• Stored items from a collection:
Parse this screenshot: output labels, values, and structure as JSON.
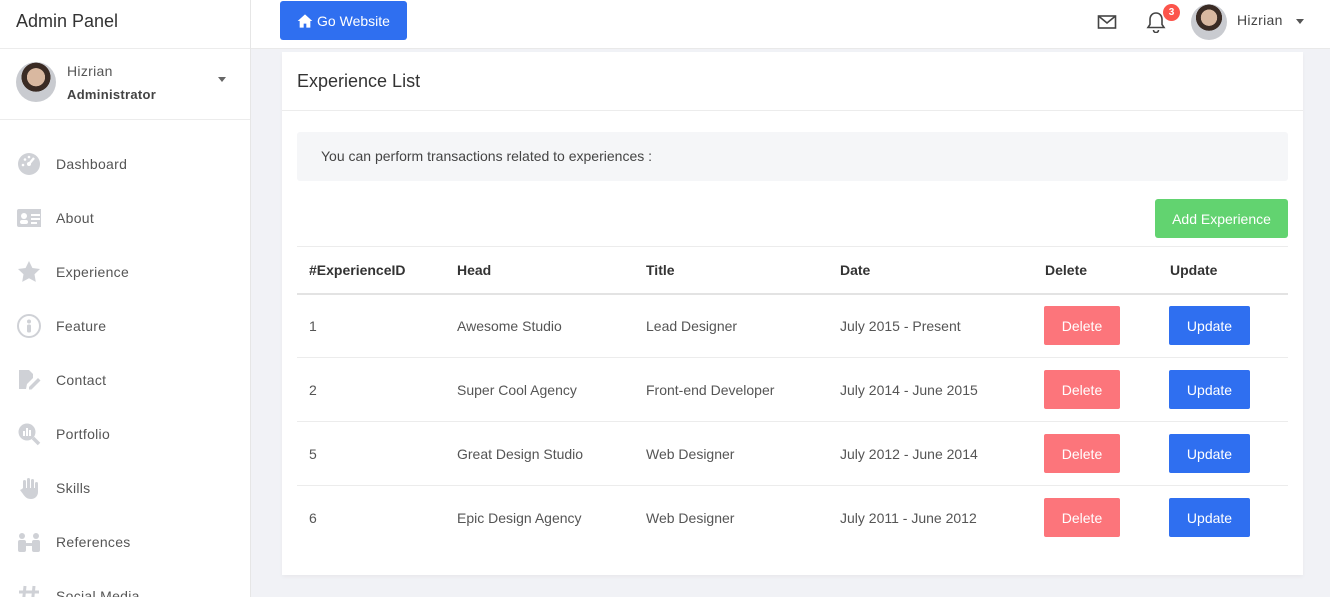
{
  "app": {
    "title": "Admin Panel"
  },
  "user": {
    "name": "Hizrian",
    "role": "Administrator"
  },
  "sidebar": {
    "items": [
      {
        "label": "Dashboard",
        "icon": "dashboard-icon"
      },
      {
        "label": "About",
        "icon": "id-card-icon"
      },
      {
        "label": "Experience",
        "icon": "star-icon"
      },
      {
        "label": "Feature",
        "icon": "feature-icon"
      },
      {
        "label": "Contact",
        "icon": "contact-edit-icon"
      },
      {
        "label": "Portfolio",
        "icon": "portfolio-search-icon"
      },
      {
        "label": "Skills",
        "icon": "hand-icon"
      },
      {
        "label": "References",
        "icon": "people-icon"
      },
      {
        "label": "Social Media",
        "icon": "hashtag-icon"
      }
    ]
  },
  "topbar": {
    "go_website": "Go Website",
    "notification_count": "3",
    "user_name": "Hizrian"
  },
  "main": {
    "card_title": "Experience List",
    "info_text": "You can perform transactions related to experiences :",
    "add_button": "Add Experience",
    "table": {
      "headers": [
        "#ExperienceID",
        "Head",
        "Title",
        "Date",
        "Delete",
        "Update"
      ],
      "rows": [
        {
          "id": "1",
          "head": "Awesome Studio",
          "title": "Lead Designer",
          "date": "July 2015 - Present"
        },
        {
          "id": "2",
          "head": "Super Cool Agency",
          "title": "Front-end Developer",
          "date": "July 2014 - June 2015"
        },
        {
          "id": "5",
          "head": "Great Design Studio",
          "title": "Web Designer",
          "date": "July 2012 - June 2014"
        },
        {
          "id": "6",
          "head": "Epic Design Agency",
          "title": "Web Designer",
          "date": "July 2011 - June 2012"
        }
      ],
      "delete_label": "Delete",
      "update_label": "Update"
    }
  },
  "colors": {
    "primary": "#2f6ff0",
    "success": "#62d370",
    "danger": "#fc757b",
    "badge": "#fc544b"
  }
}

• STATED PROBLEM: How many of the lines above hold the word "Agency"? Give only that number.

• FINISHED ANSWER: 2